Collect each line holding the string "criação".
⁂
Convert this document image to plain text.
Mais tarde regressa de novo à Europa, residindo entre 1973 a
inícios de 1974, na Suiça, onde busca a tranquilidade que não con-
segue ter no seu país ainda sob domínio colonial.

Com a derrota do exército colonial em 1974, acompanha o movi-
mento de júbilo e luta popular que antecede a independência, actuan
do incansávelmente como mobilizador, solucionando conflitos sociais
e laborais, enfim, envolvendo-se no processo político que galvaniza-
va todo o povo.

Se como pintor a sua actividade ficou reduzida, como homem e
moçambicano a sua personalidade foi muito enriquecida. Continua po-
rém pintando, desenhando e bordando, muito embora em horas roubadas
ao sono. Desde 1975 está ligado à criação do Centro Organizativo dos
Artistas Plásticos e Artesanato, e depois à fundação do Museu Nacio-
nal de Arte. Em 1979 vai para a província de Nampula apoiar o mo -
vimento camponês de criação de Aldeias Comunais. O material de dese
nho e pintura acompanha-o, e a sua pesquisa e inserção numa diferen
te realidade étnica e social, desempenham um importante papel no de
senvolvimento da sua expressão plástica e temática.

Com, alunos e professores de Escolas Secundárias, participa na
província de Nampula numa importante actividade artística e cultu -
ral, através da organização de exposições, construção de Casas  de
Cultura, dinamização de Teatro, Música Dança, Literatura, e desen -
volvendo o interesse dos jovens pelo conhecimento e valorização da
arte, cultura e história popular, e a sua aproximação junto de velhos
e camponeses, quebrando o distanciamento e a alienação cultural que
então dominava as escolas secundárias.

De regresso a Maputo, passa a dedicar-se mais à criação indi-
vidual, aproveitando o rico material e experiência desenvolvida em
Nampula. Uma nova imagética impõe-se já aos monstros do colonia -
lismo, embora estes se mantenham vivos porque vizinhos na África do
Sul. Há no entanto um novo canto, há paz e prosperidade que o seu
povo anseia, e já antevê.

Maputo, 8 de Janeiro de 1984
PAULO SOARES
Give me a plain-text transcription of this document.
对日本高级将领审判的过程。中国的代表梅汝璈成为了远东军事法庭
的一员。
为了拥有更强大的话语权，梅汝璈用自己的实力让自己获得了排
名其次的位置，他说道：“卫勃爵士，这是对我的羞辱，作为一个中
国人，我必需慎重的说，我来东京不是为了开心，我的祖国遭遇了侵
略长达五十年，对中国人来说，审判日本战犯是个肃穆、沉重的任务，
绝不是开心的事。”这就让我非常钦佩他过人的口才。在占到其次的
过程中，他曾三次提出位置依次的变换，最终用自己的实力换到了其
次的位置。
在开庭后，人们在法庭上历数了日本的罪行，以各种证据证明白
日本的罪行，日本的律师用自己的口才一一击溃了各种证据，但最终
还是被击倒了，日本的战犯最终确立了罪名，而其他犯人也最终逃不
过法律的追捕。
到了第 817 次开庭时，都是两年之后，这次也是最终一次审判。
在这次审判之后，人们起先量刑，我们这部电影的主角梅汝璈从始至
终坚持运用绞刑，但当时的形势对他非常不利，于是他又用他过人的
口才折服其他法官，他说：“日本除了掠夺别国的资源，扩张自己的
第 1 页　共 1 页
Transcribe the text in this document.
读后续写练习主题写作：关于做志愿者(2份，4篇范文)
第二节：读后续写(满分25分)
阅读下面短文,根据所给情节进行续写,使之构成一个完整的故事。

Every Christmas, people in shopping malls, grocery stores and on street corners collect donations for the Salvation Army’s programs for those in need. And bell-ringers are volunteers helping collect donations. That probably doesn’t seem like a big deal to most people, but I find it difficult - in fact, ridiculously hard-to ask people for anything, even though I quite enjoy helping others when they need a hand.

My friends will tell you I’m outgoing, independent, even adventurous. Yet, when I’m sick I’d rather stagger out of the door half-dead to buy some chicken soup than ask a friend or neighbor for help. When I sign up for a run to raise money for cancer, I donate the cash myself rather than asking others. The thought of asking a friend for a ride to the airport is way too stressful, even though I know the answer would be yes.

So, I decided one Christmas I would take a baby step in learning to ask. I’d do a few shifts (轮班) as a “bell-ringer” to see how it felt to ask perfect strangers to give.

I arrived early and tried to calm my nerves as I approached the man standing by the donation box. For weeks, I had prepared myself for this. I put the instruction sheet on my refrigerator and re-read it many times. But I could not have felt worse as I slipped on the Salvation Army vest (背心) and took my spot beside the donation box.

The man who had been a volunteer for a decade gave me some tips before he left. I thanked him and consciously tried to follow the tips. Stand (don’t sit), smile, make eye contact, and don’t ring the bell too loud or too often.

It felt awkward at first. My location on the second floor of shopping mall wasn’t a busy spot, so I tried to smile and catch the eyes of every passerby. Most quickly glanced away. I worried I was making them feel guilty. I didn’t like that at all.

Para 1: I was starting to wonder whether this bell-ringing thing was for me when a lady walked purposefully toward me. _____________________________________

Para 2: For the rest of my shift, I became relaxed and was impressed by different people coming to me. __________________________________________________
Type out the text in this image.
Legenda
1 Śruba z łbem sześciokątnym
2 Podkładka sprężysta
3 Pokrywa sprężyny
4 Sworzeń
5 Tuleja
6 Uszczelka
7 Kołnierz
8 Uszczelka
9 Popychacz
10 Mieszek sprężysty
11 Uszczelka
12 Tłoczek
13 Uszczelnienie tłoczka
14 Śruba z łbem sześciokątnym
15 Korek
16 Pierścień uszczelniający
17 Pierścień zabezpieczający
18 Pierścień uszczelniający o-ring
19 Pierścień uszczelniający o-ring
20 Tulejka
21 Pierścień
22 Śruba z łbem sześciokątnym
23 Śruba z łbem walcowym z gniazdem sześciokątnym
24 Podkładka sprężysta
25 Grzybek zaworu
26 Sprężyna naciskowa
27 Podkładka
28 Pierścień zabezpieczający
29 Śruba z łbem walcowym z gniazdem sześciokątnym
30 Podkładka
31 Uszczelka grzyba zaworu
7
⁂
Result of this exercise
ao sono. Desde 1975 está ligado à criação do Centro Organizativo dos
vimento camponês de criação de Aldeias Comunais. O material de dese
De regresso a Maputo, passa a dedicar-se mais à criação indi-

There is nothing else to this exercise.